### WHAT THE TASK REQUIRES
Locate each line in the records that contains the word "identification" and copy those lines.

### DATA LINES
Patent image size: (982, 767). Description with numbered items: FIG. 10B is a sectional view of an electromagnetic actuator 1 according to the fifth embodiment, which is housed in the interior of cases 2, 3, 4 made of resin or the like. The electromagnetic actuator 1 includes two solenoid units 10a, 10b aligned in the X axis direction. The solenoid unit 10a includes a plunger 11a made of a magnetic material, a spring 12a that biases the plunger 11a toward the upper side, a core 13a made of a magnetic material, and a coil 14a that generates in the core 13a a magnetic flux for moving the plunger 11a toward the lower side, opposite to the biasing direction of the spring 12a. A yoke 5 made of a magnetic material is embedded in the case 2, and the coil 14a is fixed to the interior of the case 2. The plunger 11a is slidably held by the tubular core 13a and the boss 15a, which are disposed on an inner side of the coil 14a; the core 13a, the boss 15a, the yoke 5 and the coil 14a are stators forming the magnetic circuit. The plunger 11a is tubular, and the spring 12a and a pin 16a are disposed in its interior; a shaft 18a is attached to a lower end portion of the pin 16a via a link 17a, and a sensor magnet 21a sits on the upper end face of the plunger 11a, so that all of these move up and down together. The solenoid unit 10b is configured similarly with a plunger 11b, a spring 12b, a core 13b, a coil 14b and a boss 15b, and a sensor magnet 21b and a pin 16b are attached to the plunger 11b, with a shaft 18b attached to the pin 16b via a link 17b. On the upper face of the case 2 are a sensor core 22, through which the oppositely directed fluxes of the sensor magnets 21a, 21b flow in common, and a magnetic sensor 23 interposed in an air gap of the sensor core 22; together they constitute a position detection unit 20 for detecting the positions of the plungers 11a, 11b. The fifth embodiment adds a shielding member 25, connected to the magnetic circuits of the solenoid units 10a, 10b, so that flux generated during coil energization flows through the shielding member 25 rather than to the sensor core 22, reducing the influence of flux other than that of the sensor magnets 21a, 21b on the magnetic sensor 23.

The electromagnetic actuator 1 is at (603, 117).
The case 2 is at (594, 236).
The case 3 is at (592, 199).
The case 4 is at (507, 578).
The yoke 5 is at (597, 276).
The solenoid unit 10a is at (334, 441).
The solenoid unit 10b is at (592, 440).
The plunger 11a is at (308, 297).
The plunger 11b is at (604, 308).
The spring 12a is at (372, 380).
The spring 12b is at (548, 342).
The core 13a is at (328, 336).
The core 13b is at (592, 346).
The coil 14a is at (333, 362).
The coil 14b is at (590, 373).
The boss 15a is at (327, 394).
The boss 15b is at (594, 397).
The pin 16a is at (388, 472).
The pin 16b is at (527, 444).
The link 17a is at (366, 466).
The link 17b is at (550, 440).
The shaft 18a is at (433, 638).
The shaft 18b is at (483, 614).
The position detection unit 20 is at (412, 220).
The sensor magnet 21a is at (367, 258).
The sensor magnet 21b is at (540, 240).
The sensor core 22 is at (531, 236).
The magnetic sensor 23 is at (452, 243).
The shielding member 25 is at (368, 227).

==

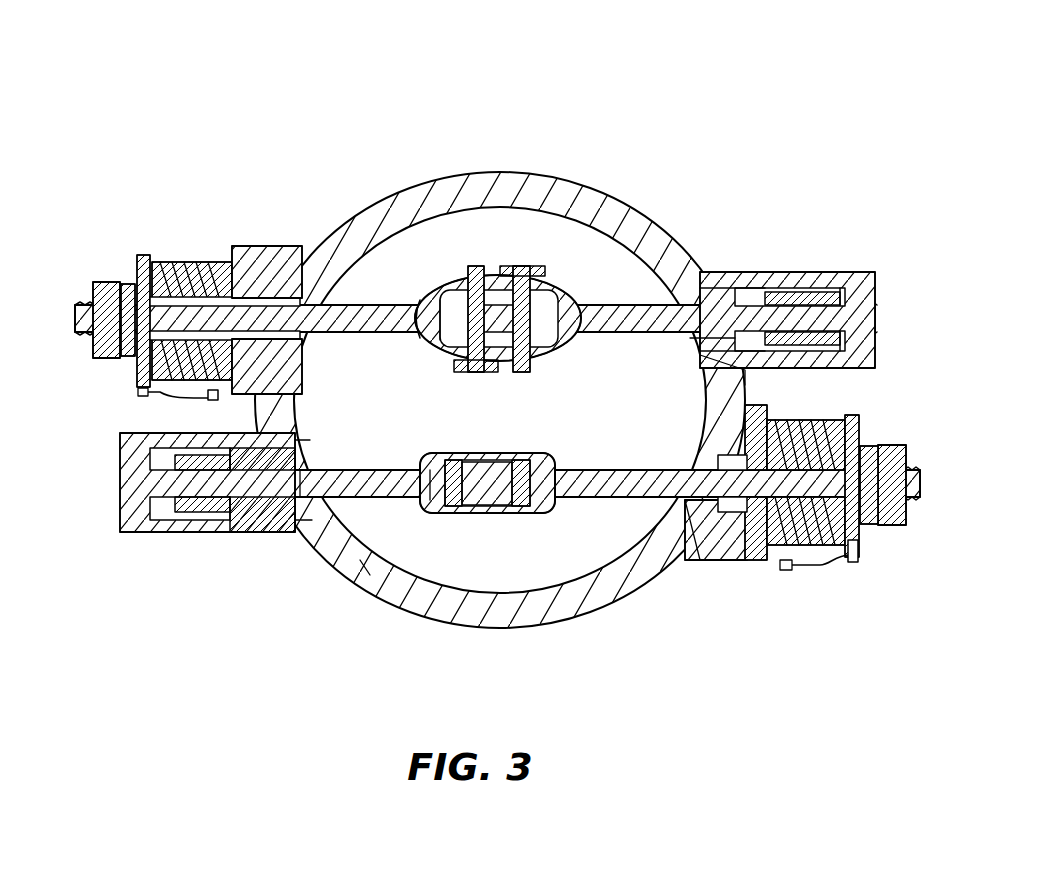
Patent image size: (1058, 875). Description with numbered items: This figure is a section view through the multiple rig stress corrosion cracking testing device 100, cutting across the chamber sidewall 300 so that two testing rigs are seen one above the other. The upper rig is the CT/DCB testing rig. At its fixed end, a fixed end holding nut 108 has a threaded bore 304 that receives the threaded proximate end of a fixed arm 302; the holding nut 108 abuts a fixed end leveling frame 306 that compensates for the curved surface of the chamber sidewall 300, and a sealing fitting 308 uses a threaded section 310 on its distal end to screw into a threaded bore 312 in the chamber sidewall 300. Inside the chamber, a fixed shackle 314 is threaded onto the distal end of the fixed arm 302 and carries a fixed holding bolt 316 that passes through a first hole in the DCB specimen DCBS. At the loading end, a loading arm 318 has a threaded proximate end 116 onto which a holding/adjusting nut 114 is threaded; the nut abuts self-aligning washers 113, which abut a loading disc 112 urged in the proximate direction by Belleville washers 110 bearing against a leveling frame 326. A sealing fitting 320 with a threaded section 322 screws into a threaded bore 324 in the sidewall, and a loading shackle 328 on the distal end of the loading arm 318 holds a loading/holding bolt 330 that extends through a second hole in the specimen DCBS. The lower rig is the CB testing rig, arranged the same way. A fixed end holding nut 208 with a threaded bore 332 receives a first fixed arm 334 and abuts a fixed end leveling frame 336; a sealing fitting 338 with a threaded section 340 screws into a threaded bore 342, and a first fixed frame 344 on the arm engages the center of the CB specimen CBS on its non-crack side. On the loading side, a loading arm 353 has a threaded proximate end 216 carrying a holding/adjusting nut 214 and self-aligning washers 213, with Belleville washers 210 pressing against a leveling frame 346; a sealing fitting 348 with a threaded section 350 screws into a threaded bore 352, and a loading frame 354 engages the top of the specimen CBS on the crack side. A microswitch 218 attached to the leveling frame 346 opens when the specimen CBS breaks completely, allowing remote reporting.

...

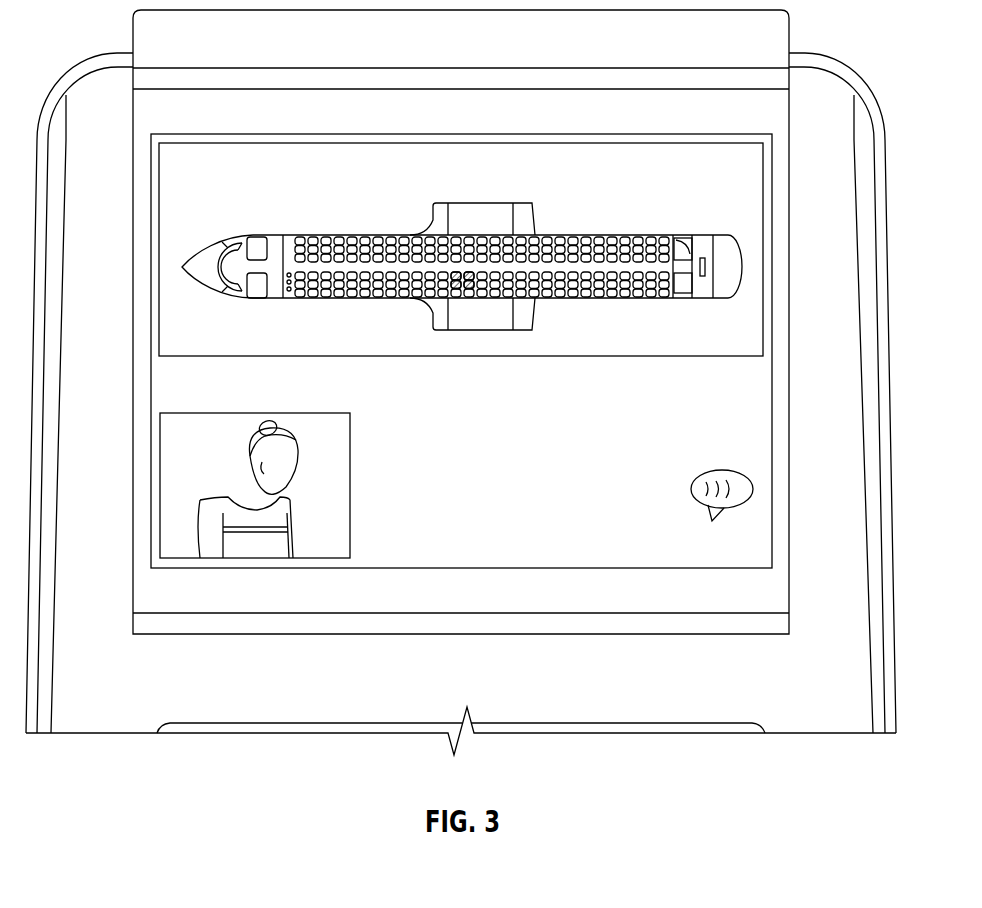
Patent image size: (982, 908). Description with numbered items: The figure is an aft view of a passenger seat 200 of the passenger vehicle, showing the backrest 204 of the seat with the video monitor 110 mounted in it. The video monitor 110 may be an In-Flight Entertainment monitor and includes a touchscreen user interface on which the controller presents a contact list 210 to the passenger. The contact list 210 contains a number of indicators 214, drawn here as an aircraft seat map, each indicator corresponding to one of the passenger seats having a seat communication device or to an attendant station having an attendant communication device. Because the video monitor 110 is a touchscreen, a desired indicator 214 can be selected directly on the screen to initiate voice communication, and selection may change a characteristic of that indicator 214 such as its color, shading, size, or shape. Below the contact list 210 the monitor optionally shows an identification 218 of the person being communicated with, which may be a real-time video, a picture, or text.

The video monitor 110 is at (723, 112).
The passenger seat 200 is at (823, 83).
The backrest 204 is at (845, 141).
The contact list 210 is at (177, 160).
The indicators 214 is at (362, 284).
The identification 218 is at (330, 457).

### RIGHT ANSWER
Patent image size: (982, 908). Description with numbered items: The figure is an aft view of a passenger seat 200 of the passenger vehicle, showing the backrest 204 of the seat with the video monitor 110 mounted in it. The video monitor 110 may be an In-Flight Entertainment monitor and includes a touchscreen user interface on which the controller presents a contact list 210 to the passenger. The contact list 210 contains a number of indicators 214, drawn here as an aircraft seat map, each indicator corresponding to one of the passenger seats having a seat communication device or to an attendant station having an attendant communication device. Because the video monitor 110 is a touchscreen, a desired indicator 214 can be selected directly on the screen to initiate voice communication, and selection may change a characteristic of that indicator 214 such as its color, shading, size, or shape. Below the contact list 210 the monitor optionally shows an identification 218 of the person being communicated with, which may be a real-time video, a picture, or text.
The identification 218 is at (330, 457).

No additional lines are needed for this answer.